Rows
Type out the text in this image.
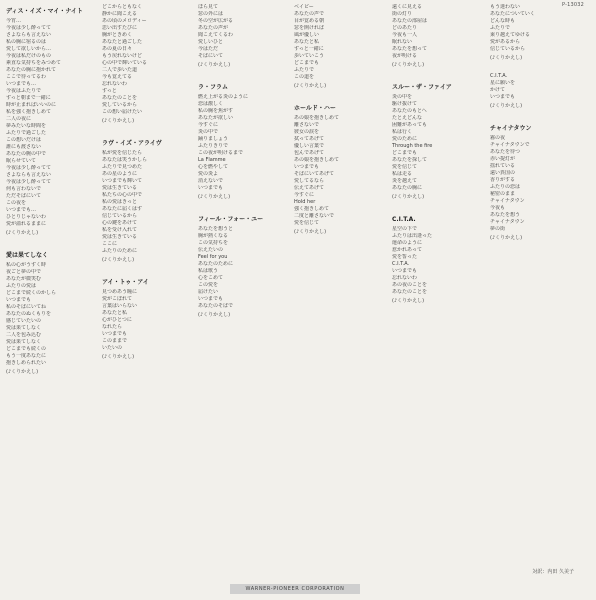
P-13032
ディス・イズ・マイ・ナイト
今宵…
今夜は少し酔ってて
さよならも言えない
私の胸に宿るのは
愛して欲しいから…
今夜は私だけのもの
素直な気持ちをみつめて
あなたの胸に抱かれて
ここで待ってるわ
いつまでも…
今夜はふたりで
ずっと朝まで一緒に
時が止まればいいのに
私を強く抱きしめて
二人の夜に
夢みたいな時間を
ふたりで過ごした
この想いだけは
誰にも渡さない
あなたの腕の中で
眠らせていて
今夜は少し酔ってて
さよならも言えない
今夜は少し酔ってて
何も言わないで
ただそばにいて
この夜を
いつまでも…
ひとりじゃないわ
愛が溢れるままに
(♪くりかえし)
愛は果てしなく
私の心がうずく時
夜ごと夢の中で
あなたが微笑む
ふたりの愛は
どこまで続くのかしら
いつまでも
私のそばにいてね
あなたのぬくもりを
感じていたいの
愛は果てしなく
二人を包み込む
愛は果てしなく
どこまでも続くの
もう一度あなたに
抱きしめられたい
(♪くりかえし)
どこからともなく
静かに聞こえる
あの頃のメロディー
思い出すたびに
胸がときめく
あなたと過ごした
あの夏の日々
もう戻れないけど
心の中で輝いている
二人で歩いた道
今も覚えてる
忘れないわ
ずっと
あなたのことを
愛しているから
この想い届けたい
(♪くりかえし)
ラヴ・イズ・アライヴ
私が愛を信じたら
あなたは笑うかしら
ふたりで見つめた
あの星のように
いつまでも輝いて
愛は生きている
私たちの心の中で
私の愛はきっと
あなたに届くはず
信じているから
心の鍵をあけて
私を受け入れて
愛は生きている
ここに
ふたりのために
(♪くりかえし)
アイ・トゥ・アイ
見つめあう瞳に
愛がこぼれて
言葉はいらない
あなたと私
心がひとつに
なれたら
いつまでも
このままで
いたいの
(♪くりかえし)
ほら見て
窓の外には
冬の空が広がる
あなたの声が
聞こえてくるわ
愛しいひと
今はただ
そばにいて
(♪くりかえし)
ラ・フラム
燃え上がる炎のように
恋は激しく
私の胸を焦がす
あなたが欲しい
今すぐに
炎の中で
踊りましょう
ふたりきりで
この夜が明けるまで
La Flamme
心を燃やして
愛の炎よ
消えないで
いつまでも
(♪くりかえし)
フィール・フォー・ユー
あなたを想うと
胸が熱くなる
この気持ちを
伝えたいの
Feel for you
あなたのために
私は歌う
心をこめて
この愛を
届けたい
いつまでも
あなたのそばで
(♪くりかえし)
ベイビー
あなたの声で
目が覚める朝
窓を開ければ
風が優しい
あなたと私
ずっと一緒に
歩いていこう
どこまでも
ふたりで
この道を
(♪くりかえし)
ホールド・ハー
あの娘を抱きしめて
離さないで
彼女の涙を
拭ってあげて
優しい言葉で
包んであげて
あの娘を抱きしめて
いつまでも
そばにいてあげて
愛してるなら
伝えてあげて
今すぐに
Hold her
強く抱きしめて
二度と離さないで
愛を信じて
(♪くりかえし)
遠くに見える
街の灯り
あなたの部屋は
どのあたり
今夜も一人
眠れない
あなたを想って
夜が明ける
(♪くりかえし)
スルー・ザ・ファイア
炎の中を
駆け抜けて
あなたのもとへ
たとえどんな
困難があっても
私は行く
愛のために
Through the fire
どこまでも
あなたを探して
愛を信じて
私は走る
炎を越えて
あなたの胸に
(♪くりかえし)
C.I.T.A.
星空の下で
ふたりは出逢った
運命のように
惹かれあって
愛を誓った
C.I.T.A.
いつまでも
忘れないわ
あの夜のことを
あなたのことを
(♪くりかえし)
もう迷わない
あなたについていく
どんな時も
ふたりで
乗り越えてゆける
愛があるから
信じているから
(♪くりかえし)
C.I.T.A.
星に願いを
かけて
いつまでも
(♪くりかえし)
チャイナタウン
霧の夜
チャイナタウンで
あなたを待つ
赤い提灯が
揺れている
遠い異国の
香りがする
ふたりの恋は
秘密のまま
チャイナタウン
今夜も
あなたを想う
チャイナタウン
夢の街
(♪くりかえし)
対訳：内田 久美子
WARNER-PIONEER CORPORATION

Work to do
Leave out the pictures and give the listing above again exactly.

Result
Type out the text in this image.
P-13032
ディス・イズ・マイ・ナイト
今宵…
今夜は少し酔ってて
さよならも言えない
私の胸に宿るのは
愛して欲しいから…
今夜は私だけのもの
素直な気持ちをみつめて
あなたの胸に抱かれて
ここで待ってるわ
いつまでも…
今夜はふたりで
ずっと朝まで一緒に
時が止まればいいのに
私を強く抱きしめて
二人の夜に
夢みたいな時間を
ふたりで過ごした
この想いだけは
誰にも渡さない
あなたの腕の中で
眠らせていて
今夜は少し酔ってて
さよならも言えない
今夜は少し酔ってて
何も言わないで
ただそばにいて
この夜を
いつまでも…
ひとりじゃないわ
愛が溢れるままに
(♪くりかえし)
愛は果てしなく
私の心がうずく時
夜ごと夢の中で
あなたが微笑む
ふたりの愛は
どこまで続くのかしら
いつまでも
私のそばにいてね
あなたのぬくもりを
感じていたいの
愛は果てしなく
二人を包み込む
愛は果てしなく
どこまでも続くの
もう一度あなたに
抱きしめられたい
(♪くりかえし)
どこからともなく
静かに聞こえる
あの頃のメロディー
思い出すたびに
胸がときめく
あなたと過ごした
あの夏の日々
もう戻れないけど
心の中で輝いている
二人で歩いた道
今も覚えてる
忘れないわ
ずっと
あなたのことを
愛しているから
この想い届けたい
(♪くりかえし)
ラヴ・イズ・アライヴ
私が愛を信じたら
あなたは笑うかしら
ふたりで見つめた
あの星のように
いつまでも輝いて
愛は生きている
私たちの心の中で
私の愛はきっと
あなたに届くはず
信じているから
心の鍵をあけて
私を受け入れて
愛は生きている
ここに
ふたりのために
(♪くりかえし)
アイ・トゥ・アイ
見つめあう瞳に
愛がこぼれて
言葉はいらない
あなたと私
心がひとつに
なれたら
いつまでも
このままで
いたいの
(♪くりかえし)
ほら見て
窓の外には
冬の空が広がる
あなたの声が
聞こえてくるわ
愛しいひと
今はただ
そばにいて
(♪くりかえし)
ラ・フラム
燃え上がる炎のように
恋は激しく
私の胸を焦がす
あなたが欲しい
今すぐに
炎の中で
踊りましょう
ふたりきりで
この夜が明けるまで
La Flamme
心を燃やして
愛の炎よ
消えないで
いつまでも
(♪くりかえし)
フィール・フォー・ユー
あなたを想うと
胸が熱くなる
この気持ちを
伝えたいの
Feel for you
あなたのために
私は歌う
心をこめて
この愛を
届けたい
いつまでも
あなたのそばで
(♪くりかえし)
ベイビー
あなたの声で
目が覚める朝
窓を開ければ
風が優しい
あなたと私
ずっと一緒に
歩いていこう
どこまでも
ふたりで
この道を
(♪くりかえし)
ホールド・ハー
あの娘を抱きしめて
離さないで
彼女の涙を
拭ってあげて
優しい言葉で
包んであげて
あの娘を抱きしめて
いつまでも
そばにいてあげて
愛してるなら
伝えてあげて
今すぐに
Hold her
強く抱きしめて
二度と離さないで
愛を信じて
(♪くりかえし)
遠くに見える
街の灯り
あなたの部屋は
どのあたり
今夜も一人
眠れない
あなたを想って
夜が明ける
(♪くりかえし)
スルー・ザ・ファイア
炎の中を
駆け抜けて
あなたのもとへ
たとえどんな
困難があっても
私は行く
愛のために
Through the fire
どこまでも
あなたを探して
愛を信じて
私は走る
炎を越えて
あなたの胸に
(♪くりかえし)
C.I.T.A.
星空の下で
ふたりは出逢った
運命のように
惹かれあって
愛を誓った
C.I.T.A.
いつまでも
忘れないわ
あの夜のことを
あなたのことを
(♪くりかえし)
もう迷わない
あなたについていく
どんな時も
ふたりで
乗り越えてゆける
愛があるから
信じているから
(♪くりかえし)
C.I.T.A.
星に願いを
かけて
いつまでも
(♪くりかえし)
チャイナタウン
霧の夜
チャイナタウンで
あなたを待つ
赤い提灯が
揺れている
遠い異国の
香りがする
ふたりの恋は
秘密のまま
チャイナタウン
今夜も
あなたを想う
チャイナタウン
夢の街
(♪くりかえし)
対訳：内田 久美子
WARNER-PIONEER CORPORATION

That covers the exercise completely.